### Problems to solve
**a.** Answer these questions from the article about the Channel 4 ident and the Aylesbury estate:
(i) Which additions does Charlotte Benstead say were made in post production?
(ii) Which filmmaker did the residents work with on their version?
(iii) How old is the original ident?
**b.** Continue the article about the Channel 4 ident and the Aylesbury estate, picking up after its final sentence.

### Document excerpt
************

Channel 4 attacked over insulting advert shot on Brutalist housing estate

News: residents of a Brutalist housing development in London have persuaded Channel 4 to screen a home-made version of the broadcaster’s ident after a lengthy campaign against its “inaccurate” portrayal of life on the estate.

The offending ident is used by Channel 4 as programs are introduced and depicts a desolate concrete urban environment strewn with rubbish, washing lines and satellite dishes.

“The ident includes embellishments such as bin bags, discarded shopping trolleys and graffiti — all added in post production,” explained community worker Charlotte Benstead. “The Aylesbury has had a long and undeserved reputation. Channel 4 is just emphasising the negatives.”

“It’s a bad thing,” Benstead added. “It points a finger at anyone living on a 1970’s estate and makes a statement about how people there live.”

Channel 4 attacked over insulting advert shot on Brutalist housing estate
Still from the original Channel 4 ident

Attention has focused on the ten-year-old ident following a recent campaign by tenants to force it off the air. As part of the battle, Aylesbury’s residents teamed up with filmmaker Nick Street to create a new version of Channel 4’s original.

“Residents are fed up with seeing their homes on Channel 4 shown to be dirty and messy,” said Benstead. “We wanted to remake it showing how the estate really is.”

Following continued pressure from the community and widespread media coverage, Channel 4 has offered to showcase the community’s version “based on liking the creative, not on a belief that the original is wrong and needs to be replaced.”

Channel 4 attacked over insulting advert shot on Brutalist housing estate
Still from the original Channel 4 ident

Channel 4 refutes all claims that they have created negative perceptions of the community and vows to continue broadcasting the ident.

************

### Records provided
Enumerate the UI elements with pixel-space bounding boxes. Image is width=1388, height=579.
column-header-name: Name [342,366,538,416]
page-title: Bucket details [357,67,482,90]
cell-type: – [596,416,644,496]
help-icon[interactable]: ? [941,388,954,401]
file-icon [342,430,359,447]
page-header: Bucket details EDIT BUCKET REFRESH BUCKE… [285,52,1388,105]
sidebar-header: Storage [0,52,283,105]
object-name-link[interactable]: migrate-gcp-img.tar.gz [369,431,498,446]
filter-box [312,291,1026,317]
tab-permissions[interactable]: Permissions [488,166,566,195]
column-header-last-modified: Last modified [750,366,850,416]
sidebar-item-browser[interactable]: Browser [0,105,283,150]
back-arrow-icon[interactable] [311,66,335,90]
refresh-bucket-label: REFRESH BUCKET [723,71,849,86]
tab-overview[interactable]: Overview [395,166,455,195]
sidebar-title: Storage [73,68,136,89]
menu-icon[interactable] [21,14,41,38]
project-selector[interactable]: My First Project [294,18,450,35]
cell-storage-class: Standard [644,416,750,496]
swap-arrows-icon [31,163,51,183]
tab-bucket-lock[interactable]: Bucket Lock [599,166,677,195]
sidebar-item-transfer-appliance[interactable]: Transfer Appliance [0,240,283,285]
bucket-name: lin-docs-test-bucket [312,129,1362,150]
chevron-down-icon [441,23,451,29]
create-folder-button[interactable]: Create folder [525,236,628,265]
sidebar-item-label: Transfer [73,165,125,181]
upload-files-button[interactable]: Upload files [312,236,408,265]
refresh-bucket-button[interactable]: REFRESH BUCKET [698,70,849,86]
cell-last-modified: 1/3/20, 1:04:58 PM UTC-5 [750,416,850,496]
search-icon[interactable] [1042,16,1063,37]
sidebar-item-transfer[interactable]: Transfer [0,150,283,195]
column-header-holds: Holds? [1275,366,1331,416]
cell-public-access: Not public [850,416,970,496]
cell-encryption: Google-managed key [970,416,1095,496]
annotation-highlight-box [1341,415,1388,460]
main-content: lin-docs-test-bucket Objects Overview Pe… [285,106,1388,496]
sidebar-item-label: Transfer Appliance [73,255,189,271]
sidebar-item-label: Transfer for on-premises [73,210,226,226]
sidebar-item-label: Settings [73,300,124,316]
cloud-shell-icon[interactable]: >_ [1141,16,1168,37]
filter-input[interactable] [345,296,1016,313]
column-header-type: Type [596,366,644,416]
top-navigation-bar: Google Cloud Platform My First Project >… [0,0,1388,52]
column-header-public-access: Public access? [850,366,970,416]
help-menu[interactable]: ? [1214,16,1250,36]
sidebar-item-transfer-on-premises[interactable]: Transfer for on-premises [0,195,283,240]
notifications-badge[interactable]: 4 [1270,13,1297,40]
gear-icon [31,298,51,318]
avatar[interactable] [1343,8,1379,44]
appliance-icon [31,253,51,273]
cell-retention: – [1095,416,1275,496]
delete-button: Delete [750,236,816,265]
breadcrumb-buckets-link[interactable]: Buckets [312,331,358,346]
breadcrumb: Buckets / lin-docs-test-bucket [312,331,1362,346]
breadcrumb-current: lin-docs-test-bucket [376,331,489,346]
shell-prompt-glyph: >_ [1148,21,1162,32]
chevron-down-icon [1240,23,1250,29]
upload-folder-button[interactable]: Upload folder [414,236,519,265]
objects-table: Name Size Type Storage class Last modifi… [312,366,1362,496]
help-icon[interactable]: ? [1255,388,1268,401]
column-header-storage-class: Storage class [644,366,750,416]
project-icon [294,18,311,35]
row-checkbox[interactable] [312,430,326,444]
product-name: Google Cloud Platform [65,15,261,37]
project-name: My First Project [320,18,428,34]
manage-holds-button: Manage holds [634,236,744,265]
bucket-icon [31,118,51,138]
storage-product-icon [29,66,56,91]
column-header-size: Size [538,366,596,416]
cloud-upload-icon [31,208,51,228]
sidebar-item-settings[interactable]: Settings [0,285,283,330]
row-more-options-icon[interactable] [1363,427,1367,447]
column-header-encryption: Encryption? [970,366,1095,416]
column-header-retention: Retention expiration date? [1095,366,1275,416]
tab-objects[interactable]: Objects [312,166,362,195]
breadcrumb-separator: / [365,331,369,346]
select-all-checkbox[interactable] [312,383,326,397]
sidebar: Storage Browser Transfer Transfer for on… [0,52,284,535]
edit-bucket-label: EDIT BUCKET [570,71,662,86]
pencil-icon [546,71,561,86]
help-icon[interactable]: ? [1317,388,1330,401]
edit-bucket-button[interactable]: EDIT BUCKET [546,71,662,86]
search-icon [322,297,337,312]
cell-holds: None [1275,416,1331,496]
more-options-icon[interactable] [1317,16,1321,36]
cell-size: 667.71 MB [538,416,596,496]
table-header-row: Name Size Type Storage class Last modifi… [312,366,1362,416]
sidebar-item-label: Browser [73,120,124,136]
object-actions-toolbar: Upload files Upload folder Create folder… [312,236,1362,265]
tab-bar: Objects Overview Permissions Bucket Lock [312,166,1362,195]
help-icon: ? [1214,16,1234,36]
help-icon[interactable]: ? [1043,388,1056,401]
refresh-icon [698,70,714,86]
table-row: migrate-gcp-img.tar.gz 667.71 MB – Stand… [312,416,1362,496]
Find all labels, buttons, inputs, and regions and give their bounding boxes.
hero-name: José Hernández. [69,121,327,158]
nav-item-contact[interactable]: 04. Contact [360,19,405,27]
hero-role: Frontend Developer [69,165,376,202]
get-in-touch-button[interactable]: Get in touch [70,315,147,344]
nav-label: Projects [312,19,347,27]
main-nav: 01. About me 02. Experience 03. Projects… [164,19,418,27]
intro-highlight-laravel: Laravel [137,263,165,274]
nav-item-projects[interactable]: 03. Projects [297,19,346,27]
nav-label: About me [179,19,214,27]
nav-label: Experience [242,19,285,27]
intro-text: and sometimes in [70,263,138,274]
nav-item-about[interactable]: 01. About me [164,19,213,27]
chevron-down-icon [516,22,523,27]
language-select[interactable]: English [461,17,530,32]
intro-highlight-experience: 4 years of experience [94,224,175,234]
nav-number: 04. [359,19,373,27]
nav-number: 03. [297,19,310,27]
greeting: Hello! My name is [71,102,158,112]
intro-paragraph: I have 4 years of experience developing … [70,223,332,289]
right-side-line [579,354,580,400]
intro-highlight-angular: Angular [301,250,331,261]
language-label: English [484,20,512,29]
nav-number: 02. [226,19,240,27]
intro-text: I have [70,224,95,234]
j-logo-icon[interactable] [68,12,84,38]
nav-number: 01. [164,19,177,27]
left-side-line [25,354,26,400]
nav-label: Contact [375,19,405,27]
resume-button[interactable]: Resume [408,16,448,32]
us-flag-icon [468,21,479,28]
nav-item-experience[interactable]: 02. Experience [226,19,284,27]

************

### Results by task
**a.**
(i) Bin bags, discarded shopping trolleys and graffiti.
(ii) Nick Street.
(iii) Ten years old.

**b.**
In an email to campaign organisers, Channel 4’s Charlie Palmer stated that the ident is “a conceptual creative which doesn’t claim to represent a specific place and is never identified as the Aylesbury estate.”

Channel 4 will broadcast the ident created by Nick Street on Friday 14 March at 9pm after it’s introduced by an announcer. Residents have been promised a preview of the script but are yet to see it.

The Aylesbury estate was designed in 1963 to house 10,000 people in response to the chronic housing shortage of the day by Austrian architect Hans Peter Trenton. The project was the largest, most ambitious postwar public housing scheme in Europe at the time.

In 1971 the first tenants moved in and the estate’s architecture quickly came under attack. As architect and city planner Oscar Newman toured the estate for BBC’s Horizon program in 1974, his conclusion was that modern architecture actually encouraged people to commit crime.

Victim of cost-cutting and poor construction, the Aylesbury became emblematic of the shortcomings of postwar public housing and a byword for crime and poverty. Incoming prime minister Tony Blair used the Aylesbury estate in 1997 to deliver a message that there would be “no more forgotten people” in Britain. Despite the setbacks, in 2001 the majority of residents voted against its demolition.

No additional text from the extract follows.